• Stored entries:
## Begin

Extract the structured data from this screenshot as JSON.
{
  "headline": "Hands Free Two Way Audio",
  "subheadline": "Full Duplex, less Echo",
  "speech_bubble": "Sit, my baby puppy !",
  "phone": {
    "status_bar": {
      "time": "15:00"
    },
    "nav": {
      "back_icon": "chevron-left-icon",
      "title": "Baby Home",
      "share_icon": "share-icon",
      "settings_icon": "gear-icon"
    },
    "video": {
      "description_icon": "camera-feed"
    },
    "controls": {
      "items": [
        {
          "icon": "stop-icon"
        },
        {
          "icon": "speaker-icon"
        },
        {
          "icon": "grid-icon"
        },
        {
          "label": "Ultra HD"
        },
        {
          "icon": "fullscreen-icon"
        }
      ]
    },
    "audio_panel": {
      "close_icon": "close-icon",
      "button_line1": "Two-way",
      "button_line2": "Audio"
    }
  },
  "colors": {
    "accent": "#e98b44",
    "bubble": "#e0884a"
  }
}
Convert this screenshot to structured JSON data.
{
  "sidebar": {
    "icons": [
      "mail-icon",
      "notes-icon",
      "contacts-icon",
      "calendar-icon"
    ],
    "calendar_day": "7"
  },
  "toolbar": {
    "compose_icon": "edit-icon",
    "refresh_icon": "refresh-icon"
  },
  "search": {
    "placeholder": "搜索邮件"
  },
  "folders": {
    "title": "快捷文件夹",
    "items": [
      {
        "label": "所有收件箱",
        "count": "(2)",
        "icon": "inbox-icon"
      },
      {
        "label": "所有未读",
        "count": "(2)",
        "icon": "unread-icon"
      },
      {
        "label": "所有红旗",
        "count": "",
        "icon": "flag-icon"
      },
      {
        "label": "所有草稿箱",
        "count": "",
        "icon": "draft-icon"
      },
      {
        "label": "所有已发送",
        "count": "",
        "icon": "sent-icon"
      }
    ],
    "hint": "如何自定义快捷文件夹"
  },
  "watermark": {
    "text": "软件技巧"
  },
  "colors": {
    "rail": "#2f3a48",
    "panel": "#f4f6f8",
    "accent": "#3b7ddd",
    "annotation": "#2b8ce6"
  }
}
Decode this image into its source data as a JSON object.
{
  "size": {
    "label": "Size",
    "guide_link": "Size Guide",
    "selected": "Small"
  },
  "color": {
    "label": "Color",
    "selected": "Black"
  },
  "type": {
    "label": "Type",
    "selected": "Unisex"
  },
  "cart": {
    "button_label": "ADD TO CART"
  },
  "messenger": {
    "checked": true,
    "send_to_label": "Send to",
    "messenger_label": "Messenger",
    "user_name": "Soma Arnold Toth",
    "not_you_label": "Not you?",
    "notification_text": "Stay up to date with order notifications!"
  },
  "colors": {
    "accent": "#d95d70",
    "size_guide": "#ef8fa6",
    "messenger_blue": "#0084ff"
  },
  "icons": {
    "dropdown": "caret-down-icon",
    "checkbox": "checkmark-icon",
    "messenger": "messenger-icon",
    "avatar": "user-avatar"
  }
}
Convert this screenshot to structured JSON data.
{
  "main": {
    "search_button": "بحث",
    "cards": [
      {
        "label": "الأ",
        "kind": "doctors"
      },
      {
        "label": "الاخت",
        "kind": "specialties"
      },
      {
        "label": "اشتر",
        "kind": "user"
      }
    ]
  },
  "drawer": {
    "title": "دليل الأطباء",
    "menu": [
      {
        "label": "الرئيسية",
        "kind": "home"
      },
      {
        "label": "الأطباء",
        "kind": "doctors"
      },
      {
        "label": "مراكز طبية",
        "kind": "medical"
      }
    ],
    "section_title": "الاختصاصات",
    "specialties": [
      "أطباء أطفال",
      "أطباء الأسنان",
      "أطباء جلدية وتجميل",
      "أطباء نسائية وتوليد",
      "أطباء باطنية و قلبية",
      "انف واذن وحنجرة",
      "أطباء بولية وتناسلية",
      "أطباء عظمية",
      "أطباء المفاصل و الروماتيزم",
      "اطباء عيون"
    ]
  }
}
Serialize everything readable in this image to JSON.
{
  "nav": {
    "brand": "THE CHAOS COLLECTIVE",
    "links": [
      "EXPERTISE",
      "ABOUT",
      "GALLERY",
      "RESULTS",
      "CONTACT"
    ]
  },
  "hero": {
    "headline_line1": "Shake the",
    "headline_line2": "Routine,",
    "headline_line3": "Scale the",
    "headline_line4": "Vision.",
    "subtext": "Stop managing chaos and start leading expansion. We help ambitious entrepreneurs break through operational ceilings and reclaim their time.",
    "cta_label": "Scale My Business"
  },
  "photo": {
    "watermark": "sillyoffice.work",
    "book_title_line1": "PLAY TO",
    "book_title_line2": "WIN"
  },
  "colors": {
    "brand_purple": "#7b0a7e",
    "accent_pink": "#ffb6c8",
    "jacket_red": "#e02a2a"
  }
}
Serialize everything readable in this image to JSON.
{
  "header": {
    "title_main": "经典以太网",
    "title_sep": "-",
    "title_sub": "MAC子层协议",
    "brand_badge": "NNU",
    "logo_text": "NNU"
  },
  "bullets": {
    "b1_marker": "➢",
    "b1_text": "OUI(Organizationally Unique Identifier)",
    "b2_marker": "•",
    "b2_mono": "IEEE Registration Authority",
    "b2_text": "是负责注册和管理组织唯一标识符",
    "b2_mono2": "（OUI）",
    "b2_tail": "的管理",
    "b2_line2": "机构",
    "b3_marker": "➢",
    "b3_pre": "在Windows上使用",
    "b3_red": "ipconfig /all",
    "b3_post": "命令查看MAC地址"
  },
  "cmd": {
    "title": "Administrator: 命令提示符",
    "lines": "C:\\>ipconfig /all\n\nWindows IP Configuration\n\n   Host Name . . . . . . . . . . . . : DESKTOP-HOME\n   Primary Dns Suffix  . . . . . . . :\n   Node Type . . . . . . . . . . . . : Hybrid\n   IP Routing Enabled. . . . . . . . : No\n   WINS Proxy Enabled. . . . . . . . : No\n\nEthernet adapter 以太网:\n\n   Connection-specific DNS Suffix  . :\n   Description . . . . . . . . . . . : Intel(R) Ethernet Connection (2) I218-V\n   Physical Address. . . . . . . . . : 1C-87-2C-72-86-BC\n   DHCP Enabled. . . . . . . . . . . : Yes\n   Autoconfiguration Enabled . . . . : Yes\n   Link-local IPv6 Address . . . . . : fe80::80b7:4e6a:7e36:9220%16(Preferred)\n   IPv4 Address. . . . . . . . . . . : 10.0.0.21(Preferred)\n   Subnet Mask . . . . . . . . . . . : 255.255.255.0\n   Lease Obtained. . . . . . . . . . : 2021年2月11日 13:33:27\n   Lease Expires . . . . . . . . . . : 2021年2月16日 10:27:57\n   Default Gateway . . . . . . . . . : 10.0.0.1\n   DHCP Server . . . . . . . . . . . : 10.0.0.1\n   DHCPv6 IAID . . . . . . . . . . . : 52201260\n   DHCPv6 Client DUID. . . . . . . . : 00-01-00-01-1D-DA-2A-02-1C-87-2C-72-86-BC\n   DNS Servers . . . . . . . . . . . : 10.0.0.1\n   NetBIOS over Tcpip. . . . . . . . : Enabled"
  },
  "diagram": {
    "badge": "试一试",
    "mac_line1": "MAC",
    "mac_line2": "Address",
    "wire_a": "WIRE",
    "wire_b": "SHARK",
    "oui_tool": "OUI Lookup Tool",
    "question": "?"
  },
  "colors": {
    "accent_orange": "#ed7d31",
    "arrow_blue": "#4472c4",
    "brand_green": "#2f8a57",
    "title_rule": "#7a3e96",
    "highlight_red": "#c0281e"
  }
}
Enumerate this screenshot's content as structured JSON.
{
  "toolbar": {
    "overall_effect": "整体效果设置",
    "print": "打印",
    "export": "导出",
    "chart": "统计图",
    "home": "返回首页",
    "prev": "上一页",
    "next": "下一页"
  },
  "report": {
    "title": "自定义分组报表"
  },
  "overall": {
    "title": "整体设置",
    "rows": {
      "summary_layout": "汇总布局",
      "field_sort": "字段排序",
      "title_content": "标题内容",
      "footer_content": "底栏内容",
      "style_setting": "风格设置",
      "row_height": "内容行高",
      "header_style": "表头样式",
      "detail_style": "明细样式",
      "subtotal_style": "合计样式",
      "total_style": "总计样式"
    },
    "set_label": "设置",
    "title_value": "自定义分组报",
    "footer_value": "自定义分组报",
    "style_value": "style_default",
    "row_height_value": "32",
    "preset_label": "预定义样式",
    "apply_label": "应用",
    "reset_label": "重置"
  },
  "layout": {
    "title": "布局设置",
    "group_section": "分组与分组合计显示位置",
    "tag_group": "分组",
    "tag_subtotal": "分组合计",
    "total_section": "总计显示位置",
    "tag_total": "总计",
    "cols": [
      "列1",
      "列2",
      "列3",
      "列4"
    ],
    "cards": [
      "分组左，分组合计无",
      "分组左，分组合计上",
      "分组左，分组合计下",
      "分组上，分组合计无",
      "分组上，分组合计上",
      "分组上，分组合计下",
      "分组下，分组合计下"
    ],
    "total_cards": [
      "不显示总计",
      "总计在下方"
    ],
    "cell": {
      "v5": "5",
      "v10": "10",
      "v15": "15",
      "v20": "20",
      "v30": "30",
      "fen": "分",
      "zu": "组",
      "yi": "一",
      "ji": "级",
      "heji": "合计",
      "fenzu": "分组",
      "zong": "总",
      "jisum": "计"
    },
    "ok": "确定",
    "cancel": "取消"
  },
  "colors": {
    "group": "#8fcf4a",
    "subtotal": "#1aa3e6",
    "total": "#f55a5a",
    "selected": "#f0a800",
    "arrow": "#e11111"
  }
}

## End

Copy down every line of the entries containing the word "JSON".

• SOLVED PROBLEM:
Extract the structured data from this screenshot as JSON.
Convert this screenshot to structured JSON data.
Decode this image into its source data as a JSON object.
Convert this screenshot to structured JSON data.
Serialize everything readable in this image to JSON.
Serialize everything readable in this image to JSON.
Enumerate this screenshot's content as structured JSON.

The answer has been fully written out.